Search the material for the string "JSON", then return every line where it is found.

■ ■ ■ ■ ■

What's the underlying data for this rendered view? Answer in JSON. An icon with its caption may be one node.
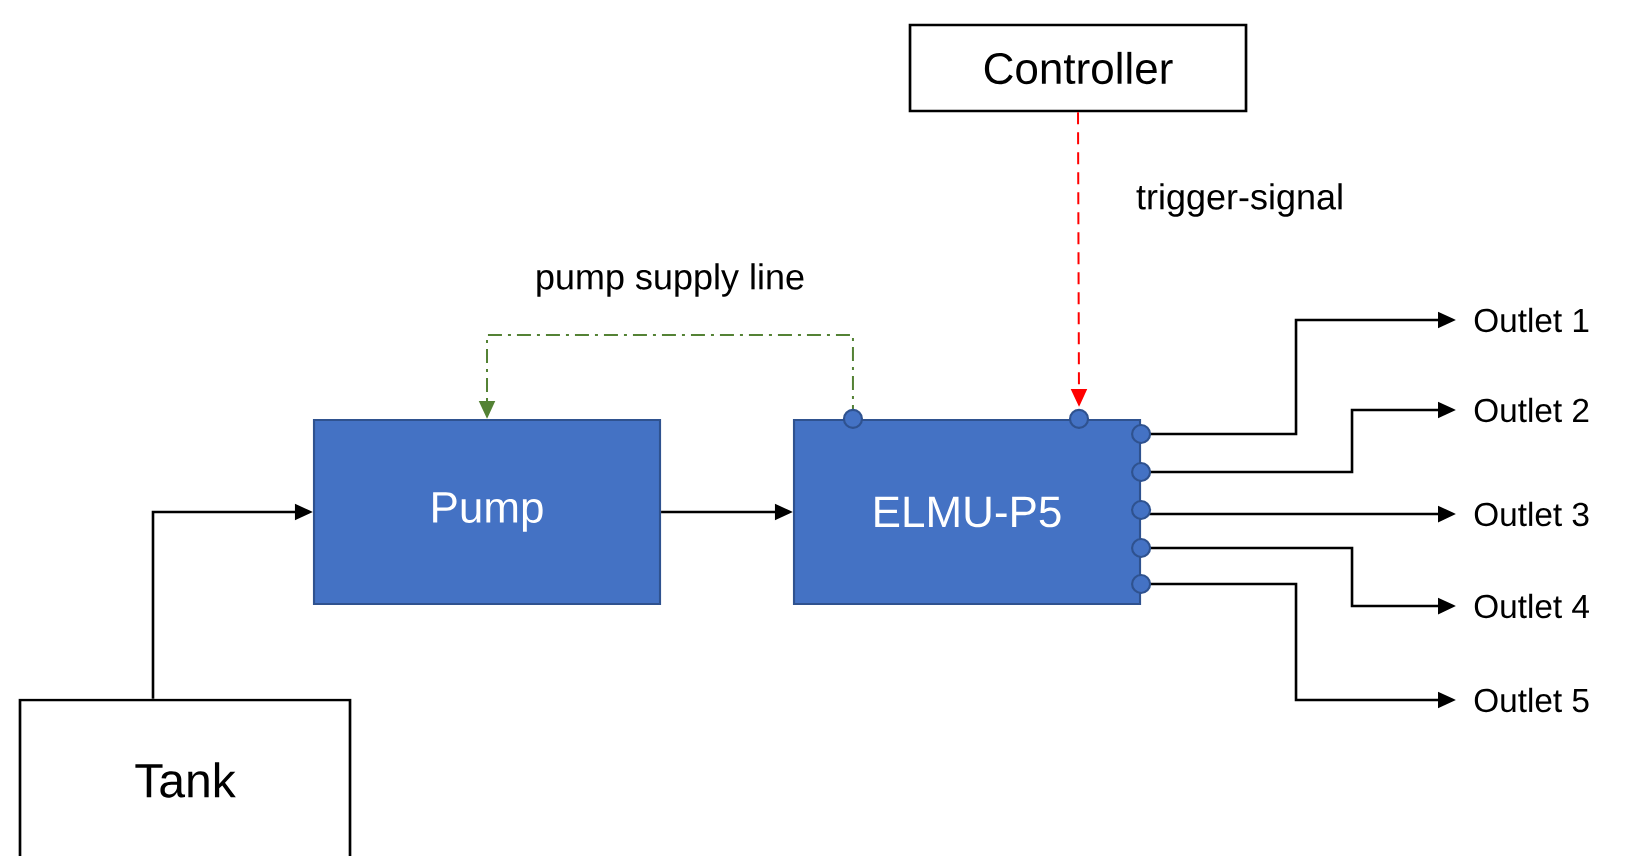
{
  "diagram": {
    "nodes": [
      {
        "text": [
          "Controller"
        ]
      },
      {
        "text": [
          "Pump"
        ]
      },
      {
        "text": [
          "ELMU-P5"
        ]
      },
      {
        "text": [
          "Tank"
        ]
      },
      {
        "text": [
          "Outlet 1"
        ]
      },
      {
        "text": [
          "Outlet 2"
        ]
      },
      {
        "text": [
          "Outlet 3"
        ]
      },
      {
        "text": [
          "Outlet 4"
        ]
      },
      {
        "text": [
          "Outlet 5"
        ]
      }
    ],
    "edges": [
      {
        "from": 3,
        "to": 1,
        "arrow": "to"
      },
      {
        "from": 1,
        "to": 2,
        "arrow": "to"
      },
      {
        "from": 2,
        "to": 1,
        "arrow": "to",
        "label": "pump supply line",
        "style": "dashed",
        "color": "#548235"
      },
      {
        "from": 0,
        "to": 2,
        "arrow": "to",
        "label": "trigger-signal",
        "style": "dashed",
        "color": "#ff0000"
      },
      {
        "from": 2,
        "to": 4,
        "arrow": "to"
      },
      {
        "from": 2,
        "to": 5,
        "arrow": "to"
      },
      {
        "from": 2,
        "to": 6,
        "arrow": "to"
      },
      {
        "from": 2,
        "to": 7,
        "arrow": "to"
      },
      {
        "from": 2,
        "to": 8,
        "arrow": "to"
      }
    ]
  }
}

■ ■ ■ ■ ■

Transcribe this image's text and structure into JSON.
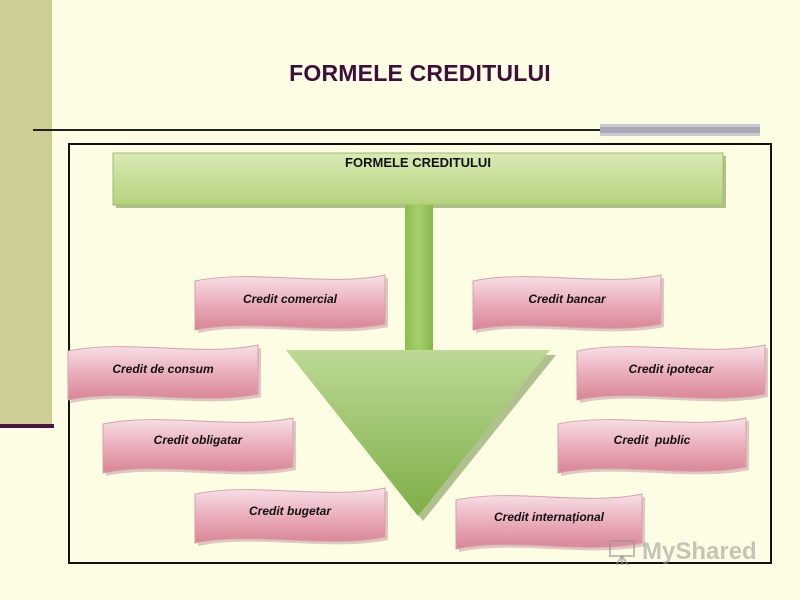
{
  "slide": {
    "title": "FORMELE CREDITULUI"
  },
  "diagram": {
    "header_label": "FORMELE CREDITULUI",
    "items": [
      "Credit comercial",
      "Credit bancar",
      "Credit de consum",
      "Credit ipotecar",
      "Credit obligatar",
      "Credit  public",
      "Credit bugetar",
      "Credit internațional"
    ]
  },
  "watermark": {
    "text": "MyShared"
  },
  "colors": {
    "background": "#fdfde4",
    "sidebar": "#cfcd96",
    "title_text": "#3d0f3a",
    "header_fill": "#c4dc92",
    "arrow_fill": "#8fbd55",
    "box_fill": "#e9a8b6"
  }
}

■ ■ ■ ■ ■

| WRITTEN SOLUTION |
What's the underlying data for this rendered view? Answer in JSON. An icon with its caption may be one node.
Transcribe this image's text and structure into JSON.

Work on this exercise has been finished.